■ TASK PROMPT
List the lines of this listing that hold the word "Below".

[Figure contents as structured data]
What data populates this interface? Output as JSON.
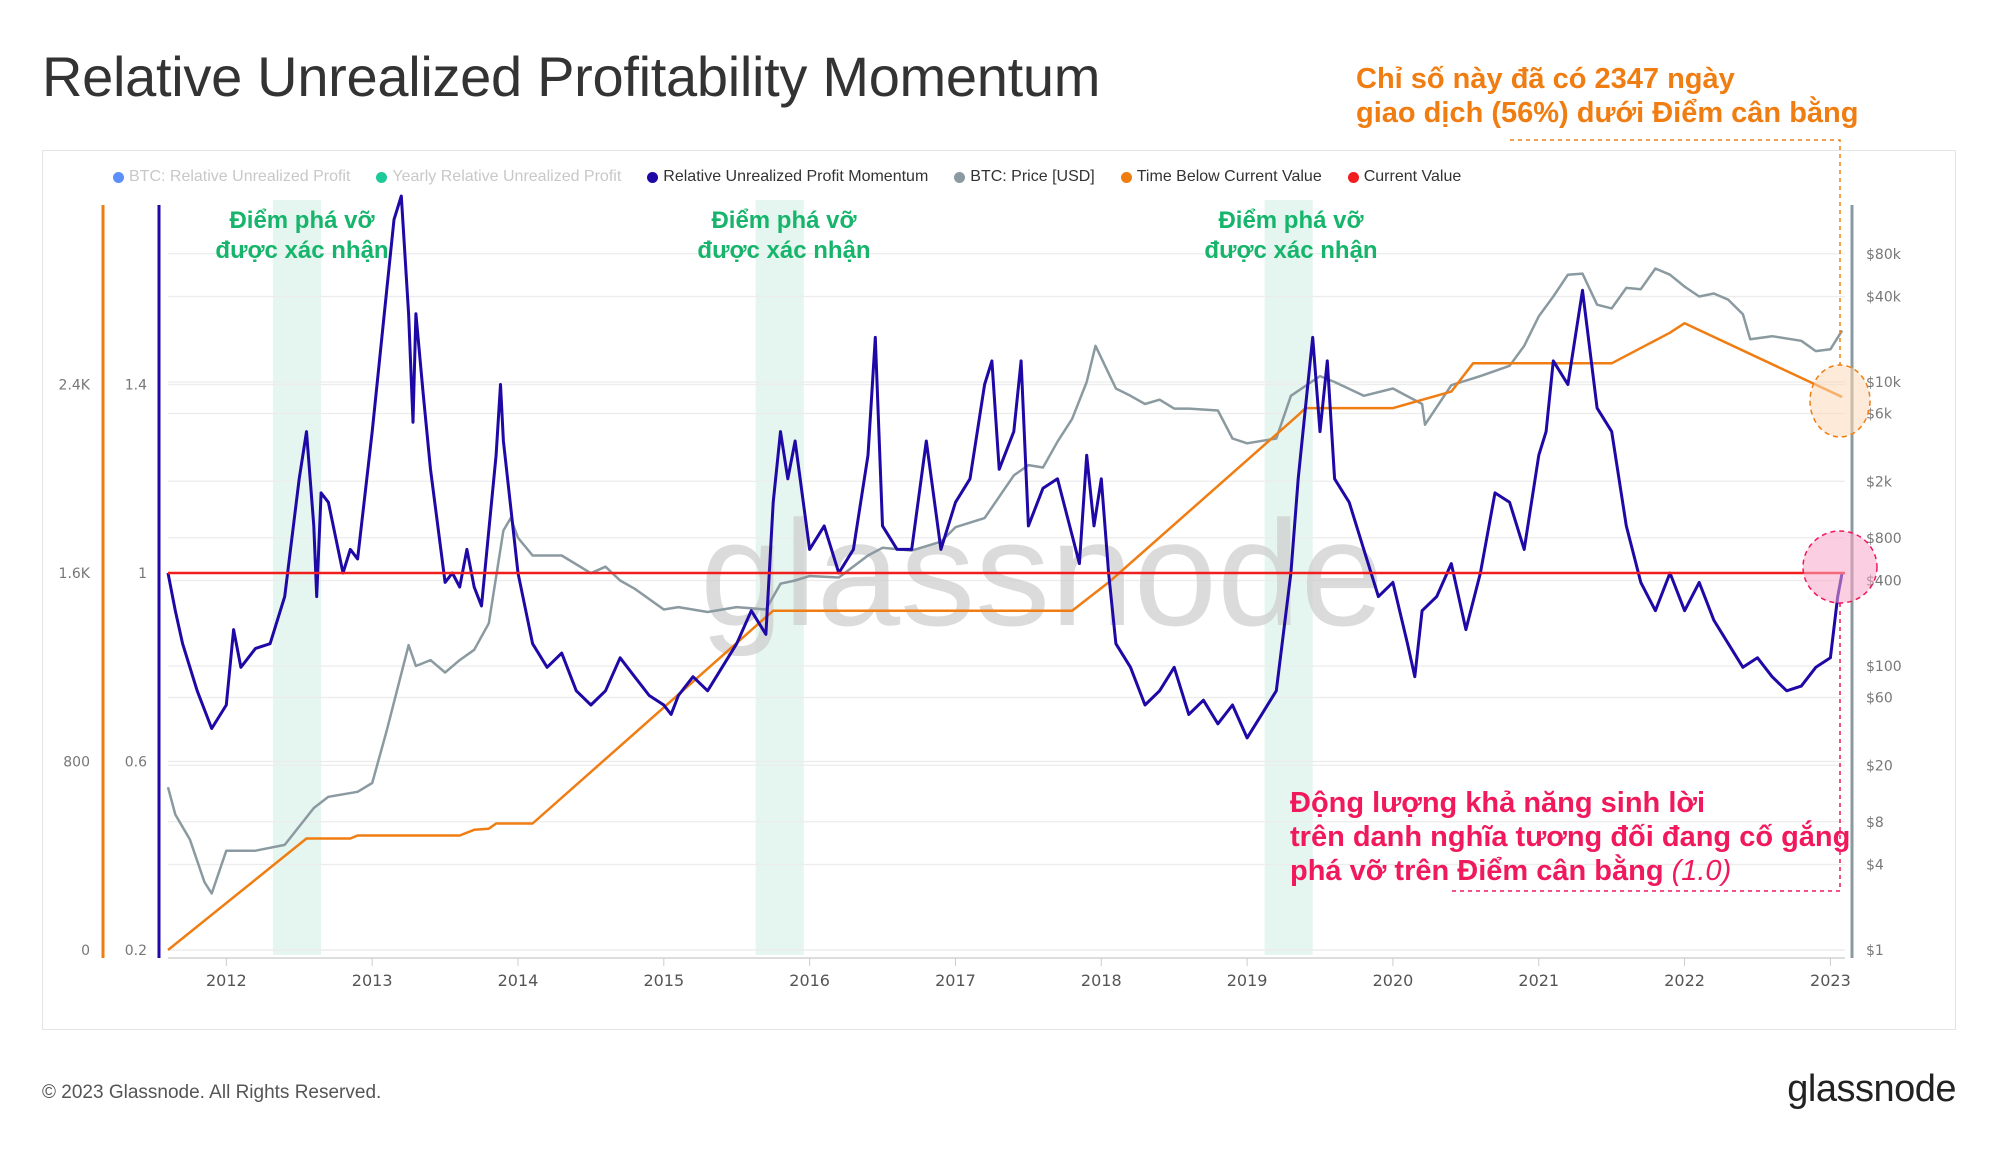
{
  "title": "Relative Unrealized Profitability Momentum",
  "legend": [
    {
      "label": "BTC: Relative Unrealized Profit",
      "color": "#5b8ff9",
      "active": false
    },
    {
      "label": "Yearly Relative Unrealized Profit",
      "color": "#1ec99a",
      "active": false
    },
    {
      "label": "Relative Unrealized Profit Momentum",
      "color": "#1e08a6",
      "active": true
    },
    {
      "label": "BTC: Price [USD]",
      "color": "#8a9aa0",
      "active": true
    },
    {
      "label": "Time Below Current Value",
      "color": "#f07d12",
      "active": true
    },
    {
      "label": "Current Value",
      "color": "#f01e1e",
      "active": true
    }
  ],
  "annotations": {
    "orange_line1": "Chỉ số này đã có 2347 ngày",
    "orange_line2": "giao dịch (56%) dưới Điểm cân bằng",
    "green_line1": "Điểm phá vỡ",
    "green_line2": "được xác nhận",
    "pink_line1": "Động lượng khả năng sinh lời",
    "pink_line2": "trên danh nghĩa tương đối đang cố gắng",
    "pink_line3": "phá vỡ trên Điểm cân bằng",
    "pink_value": "(1.0)"
  },
  "watermark": "glassnode",
  "footer": {
    "copyright": "© 2023 Glassnode. All Rights Reserved.",
    "brand": "glassnode"
  },
  "chart_data": {
    "type": "line",
    "title": "Relative Unrealized Profitability Momentum",
    "x_range": [
      2011.6,
      2023.1
    ],
    "x_ticks": [
      "2012",
      "2013",
      "2014",
      "2015",
      "2016",
      "2017",
      "2018",
      "2019",
      "2020",
      "2021",
      "2022",
      "2023"
    ],
    "axes": {
      "left_outer": {
        "series": "Time Below Current Value",
        "range": [
          0,
          3000
        ],
        "ticks": [
          {
            "v": 0,
            "label": "0"
          },
          {
            "v": 800,
            "label": "800"
          },
          {
            "v": 1600,
            "label": "1.6K"
          },
          {
            "v": 2400,
            "label": "2.4K"
          }
        ]
      },
      "left_inner": {
        "series": "Relative Unrealized Profit Momentum",
        "range": [
          0.2,
          1.9
        ],
        "ticks": [
          {
            "v": 0.2,
            "label": "0.2"
          },
          {
            "v": 0.6,
            "label": "0.6"
          },
          {
            "v": 1,
            "label": "1"
          },
          {
            "v": 1.4,
            "label": "1.4"
          }
        ]
      },
      "right": {
        "series": "BTC: Price [USD]",
        "scale": "log",
        "range": [
          1,
          150000
        ],
        "ticks": [
          {
            "v": 1,
            "label": "$1"
          },
          {
            "v": 4,
            "label": "$4"
          },
          {
            "v": 8,
            "label": "$8"
          },
          {
            "v": 20,
            "label": "$20"
          },
          {
            "v": 60,
            "label": "$60"
          },
          {
            "v": 100,
            "label": "$100"
          },
          {
            "v": 400,
            "label": "$400"
          },
          {
            "v": 800,
            "label": "$800"
          },
          {
            "v": 2000,
            "label": "$2k"
          },
          {
            "v": 6000,
            "label": "$6k"
          },
          {
            "v": 10000,
            "label": "$10k"
          },
          {
            "v": 40000,
            "label": "$40k"
          },
          {
            "v": 80000,
            "label": "$80k"
          }
        ]
      }
    },
    "current_value": 1.0,
    "breakout_bands": [
      [
        2012.32,
        2012.65
      ],
      [
        2015.63,
        2015.96
      ],
      [
        2019.12,
        2019.45
      ]
    ],
    "series": [
      {
        "name": "Relative Unrealized Profit Momentum",
        "axis": "left_inner",
        "color": "#1e08a6",
        "x": [
          2011.6,
          2011.65,
          2011.7,
          2011.8,
          2011.9,
          2012.0,
          2012.05,
          2012.1,
          2012.2,
          2012.3,
          2012.4,
          2012.5,
          2012.55,
          2012.6,
          2012.62,
          2012.65,
          2012.7,
          2012.8,
          2012.85,
          2012.9,
          2013.0,
          2013.1,
          2013.15,
          2013.2,
          2013.25,
          2013.28,
          2013.3,
          2013.35,
          2013.4,
          2013.5,
          2013.55,
          2013.6,
          2013.65,
          2013.7,
          2013.75,
          2013.85,
          2013.88,
          2013.9,
          2014.0,
          2014.1,
          2014.2,
          2014.3,
          2014.4,
          2014.5,
          2014.6,
          2014.7,
          2014.8,
          2014.9,
          2015.0,
          2015.05,
          2015.1,
          2015.2,
          2015.3,
          2015.4,
          2015.5,
          2015.6,
          2015.7,
          2015.75,
          2015.8,
          2015.85,
          2015.9,
          2016.0,
          2016.1,
          2016.2,
          2016.3,
          2016.4,
          2016.45,
          2016.5,
          2016.6,
          2016.7,
          2016.8,
          2016.9,
          2017.0,
          2017.1,
          2017.2,
          2017.25,
          2017.3,
          2017.4,
          2017.45,
          2017.5,
          2017.6,
          2017.7,
          2017.8,
          2017.85,
          2017.9,
          2017.95,
          2018.0,
          2018.05,
          2018.1,
          2018.2,
          2018.3,
          2018.4,
          2018.5,
          2018.6,
          2018.7,
          2018.8,
          2018.9,
          2019.0,
          2019.1,
          2019.2,
          2019.3,
          2019.35,
          2019.4,
          2019.45,
          2019.5,
          2019.55,
          2019.6,
          2019.7,
          2019.8,
          2019.9,
          2020.0,
          2020.1,
          2020.15,
          2020.2,
          2020.3,
          2020.4,
          2020.5,
          2020.6,
          2020.7,
          2020.8,
          2020.9,
          2021.0,
          2021.05,
          2021.1,
          2021.2,
          2021.3,
          2021.4,
          2021.5,
          2021.6,
          2021.7,
          2021.8,
          2021.9,
          2022.0,
          2022.1,
          2022.2,
          2022.3,
          2022.4,
          2022.5,
          2022.6,
          2022.7,
          2022.8,
          2022.9,
          2023.0,
          2023.05,
          2023.08
        ],
        "y": [
          1.0,
          0.92,
          0.85,
          0.75,
          0.67,
          0.72,
          0.88,
          0.8,
          0.84,
          0.85,
          0.95,
          1.2,
          1.3,
          1.1,
          0.95,
          1.17,
          1.15,
          1.0,
          1.05,
          1.03,
          1.3,
          1.6,
          1.75,
          1.8,
          1.55,
          1.32,
          1.55,
          1.38,
          1.22,
          0.98,
          1.0,
          0.97,
          1.05,
          0.97,
          0.93,
          1.25,
          1.4,
          1.28,
          1.0,
          0.85,
          0.8,
          0.83,
          0.75,
          0.72,
          0.75,
          0.82,
          0.78,
          0.74,
          0.72,
          0.7,
          0.74,
          0.78,
          0.75,
          0.8,
          0.85,
          0.92,
          0.87,
          1.15,
          1.3,
          1.2,
          1.28,
          1.05,
          1.1,
          1.0,
          1.05,
          1.25,
          1.5,
          1.1,
          1.05,
          1.05,
          1.28,
          1.05,
          1.15,
          1.2,
          1.4,
          1.45,
          1.22,
          1.3,
          1.45,
          1.1,
          1.18,
          1.2,
          1.08,
          1.02,
          1.25,
          1.1,
          1.2,
          1.0,
          0.85,
          0.8,
          0.72,
          0.75,
          0.8,
          0.7,
          0.73,
          0.68,
          0.72,
          0.65,
          0.7,
          0.75,
          1.0,
          1.2,
          1.35,
          1.5,
          1.3,
          1.45,
          1.2,
          1.15,
          1.05,
          0.95,
          0.98,
          0.85,
          0.78,
          0.92,
          0.95,
          1.02,
          0.88,
          1.0,
          1.17,
          1.15,
          1.05,
          1.25,
          1.3,
          1.45,
          1.4,
          1.6,
          1.35,
          1.3,
          1.1,
          0.98,
          0.92,
          1.0,
          0.92,
          0.98,
          0.9,
          0.85,
          0.8,
          0.82,
          0.78,
          0.75,
          0.76,
          0.8,
          0.82,
          0.95,
          1.0
        ]
      },
      {
        "name": "BTC: Price [USD]",
        "axis": "right",
        "color": "#8a9aa0",
        "x": [
          2011.6,
          2011.65,
          2011.75,
          2011.85,
          2011.9,
          2012.0,
          2012.1,
          2012.2,
          2012.4,
          2012.6,
          2012.7,
          2012.9,
          2013.0,
          2013.1,
          2013.25,
          2013.3,
          2013.4,
          2013.5,
          2013.6,
          2013.7,
          2013.8,
          2013.9,
          2013.95,
          2014.0,
          2014.1,
          2014.3,
          2014.5,
          2014.6,
          2014.7,
          2014.8,
          2015.0,
          2015.1,
          2015.3,
          2015.5,
          2015.7,
          2015.8,
          2015.9,
          2016.0,
          2016.2,
          2016.4,
          2016.5,
          2016.7,
          2016.9,
          2017.0,
          2017.2,
          2017.4,
          2017.5,
          2017.6,
          2017.7,
          2017.8,
          2017.9,
          2017.96,
          2018.1,
          2018.2,
          2018.3,
          2018.4,
          2018.5,
          2018.6,
          2018.8,
          2018.9,
          2019.0,
          2019.2,
          2019.3,
          2019.5,
          2019.6,
          2019.8,
          2020.0,
          2020.2,
          2020.22,
          2020.4,
          2020.6,
          2020.8,
          2020.9,
          2021.0,
          2021.1,
          2021.2,
          2021.3,
          2021.4,
          2021.5,
          2021.6,
          2021.7,
          2021.8,
          2021.9,
          2022.0,
          2022.1,
          2022.2,
          2022.3,
          2022.4,
          2022.45,
          2022.6,
          2022.8,
          2022.9,
          2023.0,
          2023.08
        ],
        "y": [
          14,
          9,
          6,
          3,
          2.5,
          5,
          5,
          5,
          5.5,
          10,
          12,
          13,
          15,
          35,
          140,
          100,
          110,
          90,
          110,
          130,
          200,
          900,
          1100,
          800,
          600,
          600,
          450,
          500,
          400,
          350,
          250,
          260,
          240,
          260,
          250,
          380,
          400,
          430,
          420,
          600,
          680,
          650,
          750,
          950,
          1100,
          2200,
          2600,
          2500,
          3800,
          5500,
          10000,
          18000,
          9000,
          8000,
          7000,
          7500,
          6500,
          6500,
          6300,
          4000,
          3700,
          4000,
          8000,
          11000,
          10000,
          8000,
          9000,
          7000,
          5000,
          9500,
          11000,
          13000,
          18000,
          29000,
          40000,
          57000,
          58000,
          35000,
          33000,
          46000,
          45000,
          63000,
          57000,
          47000,
          40000,
          42000,
          38000,
          30000,
          20000,
          21000,
          19500,
          16500,
          17000,
          23000
        ]
      },
      {
        "name": "Time Below Current Value",
        "axis": "left_outer",
        "color": "#f07d12",
        "x": [
          2011.6,
          2012.55,
          2012.85,
          2012.9,
          2013.6,
          2013.7,
          2013.8,
          2013.85,
          2014.1,
          2015.75,
          2017.8,
          2018.05,
          2019.35,
          2019.4,
          2020.0,
          2020.4,
          2020.55,
          2021.5,
          2021.9,
          2022.0,
          2023.08
        ],
        "y": [
          0,
          473,
          473,
          486,
          486,
          510,
          515,
          537,
          537,
          1440,
          1440,
          1560,
          2270,
          2300,
          2300,
          2370,
          2490,
          2490,
          2620,
          2660,
          2347
        ]
      }
    ]
  }
}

■ RESULT OF THE EXERCISE
      "label": "Time Below Current Value",
        "series": "Time Below Current Value",
        "name": "Time Below Current Value",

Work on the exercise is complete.